-- Excerpt --
──────
One small benefit of Woodcutter Simulator's simplified approach to arboricultural amputation, is the player never has to worry about sharpening. Even Husqvarna Sunrise's biggest fans will admit the minigame in which you periodically dropped to your knees and used a needle-file to put the edge back on your chain, was both fiddly and tiresome. Personally I much preferred the price negotiation one. Occasionally the forester/contractor would descend on a work site to grumble about high stumps, untidy stacks, or messy thoroughfares. If your Anger Meter and Energy Level were sufficiently high at the time of one of these visits, an automatic pecuniary negotiation dialogue was triggered. Winning such word battles boosted log prices and morale.
NPCs, welcome or unwelcome, never interrupt Woodcutter Simulator sessions. ActaLogic's forests are bleak, deserted places where motionless trees cast motionless shadows upon grassless, needleless earth. Where are the delicate ferns, the buzzing insects, the disgruntled squirrels? Where's the dungeon-like gloom of an unthinned hemlock plantation, the airy brightness of a mature larch stand? HS captured all of these things perfectly and provided plenty of quirkier scenes to boot. When I think of the game now it's the weirder imagery that springs to mind. Cutting in the midst of swirling clouds of yellow pine pollen, watching some fluke impact flip a hefty log high into the air, seeing the sun glint off the resin that welled like Golden Syrup from freshly cut stumps....
──────
-- Assigned task 1 --
According to the excerpt, which two levels had to be sufficiently high for the automatic price negotiation dialogue to be triggered?
-- Assigned task 2 --
Reproduce a passage of the excerpt word for word, beginning at the words "One small benefit" and stopping after the words "prices and morale.".
Answer from the excerpt alone, without outside knowledge.
──────
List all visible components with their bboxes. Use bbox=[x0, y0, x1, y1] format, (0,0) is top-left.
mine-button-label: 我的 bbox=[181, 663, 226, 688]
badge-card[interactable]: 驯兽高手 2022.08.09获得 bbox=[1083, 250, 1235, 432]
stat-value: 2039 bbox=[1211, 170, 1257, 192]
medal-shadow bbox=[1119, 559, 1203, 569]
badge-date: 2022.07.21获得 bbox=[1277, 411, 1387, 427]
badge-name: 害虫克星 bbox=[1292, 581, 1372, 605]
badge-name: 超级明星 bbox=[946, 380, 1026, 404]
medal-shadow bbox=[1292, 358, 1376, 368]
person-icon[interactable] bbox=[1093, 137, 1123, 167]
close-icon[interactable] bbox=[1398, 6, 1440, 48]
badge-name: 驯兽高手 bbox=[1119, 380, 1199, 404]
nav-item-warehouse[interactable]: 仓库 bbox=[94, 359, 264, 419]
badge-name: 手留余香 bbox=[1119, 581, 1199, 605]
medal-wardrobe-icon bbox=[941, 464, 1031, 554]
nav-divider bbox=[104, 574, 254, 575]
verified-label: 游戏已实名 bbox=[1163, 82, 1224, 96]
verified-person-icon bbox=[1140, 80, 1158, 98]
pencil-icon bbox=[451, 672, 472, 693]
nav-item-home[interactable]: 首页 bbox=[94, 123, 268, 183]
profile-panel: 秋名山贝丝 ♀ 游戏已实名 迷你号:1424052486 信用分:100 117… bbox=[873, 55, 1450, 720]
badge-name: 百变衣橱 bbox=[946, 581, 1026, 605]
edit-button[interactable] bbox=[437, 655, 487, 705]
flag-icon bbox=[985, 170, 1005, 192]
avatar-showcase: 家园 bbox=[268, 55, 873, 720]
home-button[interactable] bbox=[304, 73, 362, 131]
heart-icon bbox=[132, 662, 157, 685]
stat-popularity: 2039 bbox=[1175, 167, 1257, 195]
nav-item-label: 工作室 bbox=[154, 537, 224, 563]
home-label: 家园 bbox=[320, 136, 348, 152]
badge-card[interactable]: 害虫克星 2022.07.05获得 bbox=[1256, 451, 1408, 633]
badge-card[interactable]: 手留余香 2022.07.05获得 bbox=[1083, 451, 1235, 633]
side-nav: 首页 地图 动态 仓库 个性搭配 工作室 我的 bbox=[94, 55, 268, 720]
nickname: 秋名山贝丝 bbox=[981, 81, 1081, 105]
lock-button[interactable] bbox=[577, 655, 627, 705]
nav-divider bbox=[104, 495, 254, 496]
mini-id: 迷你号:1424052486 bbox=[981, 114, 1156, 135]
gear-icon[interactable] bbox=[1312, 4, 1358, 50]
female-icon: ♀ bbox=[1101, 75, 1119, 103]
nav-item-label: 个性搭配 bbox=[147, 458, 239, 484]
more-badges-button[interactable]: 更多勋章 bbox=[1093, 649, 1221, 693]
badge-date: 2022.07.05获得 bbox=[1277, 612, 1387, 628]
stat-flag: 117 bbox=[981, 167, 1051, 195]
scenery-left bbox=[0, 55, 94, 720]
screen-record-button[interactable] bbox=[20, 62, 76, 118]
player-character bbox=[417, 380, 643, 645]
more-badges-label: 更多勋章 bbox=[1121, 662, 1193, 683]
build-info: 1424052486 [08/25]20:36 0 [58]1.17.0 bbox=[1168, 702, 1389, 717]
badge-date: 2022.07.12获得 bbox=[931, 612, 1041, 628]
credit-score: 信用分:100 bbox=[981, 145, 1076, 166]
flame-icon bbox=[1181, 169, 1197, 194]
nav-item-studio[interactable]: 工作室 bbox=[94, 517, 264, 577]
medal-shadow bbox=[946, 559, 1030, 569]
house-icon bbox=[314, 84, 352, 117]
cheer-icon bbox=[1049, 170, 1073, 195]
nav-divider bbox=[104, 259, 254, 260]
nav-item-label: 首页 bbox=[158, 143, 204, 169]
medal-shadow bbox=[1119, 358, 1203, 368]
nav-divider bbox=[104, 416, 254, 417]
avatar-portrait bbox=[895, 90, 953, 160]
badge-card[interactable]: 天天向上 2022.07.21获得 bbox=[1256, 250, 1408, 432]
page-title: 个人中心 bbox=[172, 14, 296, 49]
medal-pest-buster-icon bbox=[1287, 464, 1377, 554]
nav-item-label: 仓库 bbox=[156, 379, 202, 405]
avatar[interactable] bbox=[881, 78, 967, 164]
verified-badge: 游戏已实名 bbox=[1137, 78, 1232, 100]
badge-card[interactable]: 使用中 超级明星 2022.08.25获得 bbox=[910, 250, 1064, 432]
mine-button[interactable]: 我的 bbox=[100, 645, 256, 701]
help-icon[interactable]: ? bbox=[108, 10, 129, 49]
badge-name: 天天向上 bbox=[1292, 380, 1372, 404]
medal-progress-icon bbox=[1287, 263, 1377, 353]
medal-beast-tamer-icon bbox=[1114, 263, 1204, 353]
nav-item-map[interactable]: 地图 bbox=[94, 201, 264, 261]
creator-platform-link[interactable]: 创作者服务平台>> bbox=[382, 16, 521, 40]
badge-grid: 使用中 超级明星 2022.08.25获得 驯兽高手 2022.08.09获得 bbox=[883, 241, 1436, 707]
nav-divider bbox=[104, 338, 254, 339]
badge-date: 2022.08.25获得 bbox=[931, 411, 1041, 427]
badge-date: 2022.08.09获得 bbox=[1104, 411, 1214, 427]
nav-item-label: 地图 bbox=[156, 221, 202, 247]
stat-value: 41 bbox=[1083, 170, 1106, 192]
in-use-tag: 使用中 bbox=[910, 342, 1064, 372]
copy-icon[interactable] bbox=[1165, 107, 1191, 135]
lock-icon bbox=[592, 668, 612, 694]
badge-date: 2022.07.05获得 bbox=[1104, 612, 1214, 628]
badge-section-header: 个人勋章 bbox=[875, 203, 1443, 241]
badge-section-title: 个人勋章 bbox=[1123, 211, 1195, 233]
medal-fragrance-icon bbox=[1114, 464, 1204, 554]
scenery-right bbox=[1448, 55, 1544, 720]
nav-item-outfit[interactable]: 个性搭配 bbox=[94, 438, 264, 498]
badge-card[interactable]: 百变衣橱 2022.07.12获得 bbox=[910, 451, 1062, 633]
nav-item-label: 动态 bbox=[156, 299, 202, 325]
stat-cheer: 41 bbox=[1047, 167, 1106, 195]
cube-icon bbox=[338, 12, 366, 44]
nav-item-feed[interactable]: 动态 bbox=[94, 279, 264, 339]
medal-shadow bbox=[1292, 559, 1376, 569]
──────
-- Response 1 --
The Anger Meter and the Energy Level.

-- Response 2 --
One small benefit of Woodcutter Simulator's simplified approach to arboricultural amputation, is the player never has to worry about sharpening. Even Husqvarna Sunrise's biggest fans will admit the minigame in which you periodically dropped to your knees and used a needle-file to put the edge back on your chain, was both fiddly and tiresome. Personally I much preferred the price negotiation one. Occasionally the forester/contractor would descend on a work site to grumble about high stumps, untidy stacks, or messy thoroughfares. If your Anger Meter and Energy Level were sufficiently high at the time of one of these visits, an automatic pecuniary negotiation dialogue was triggered. Winning such word battles boosted log prices and morale.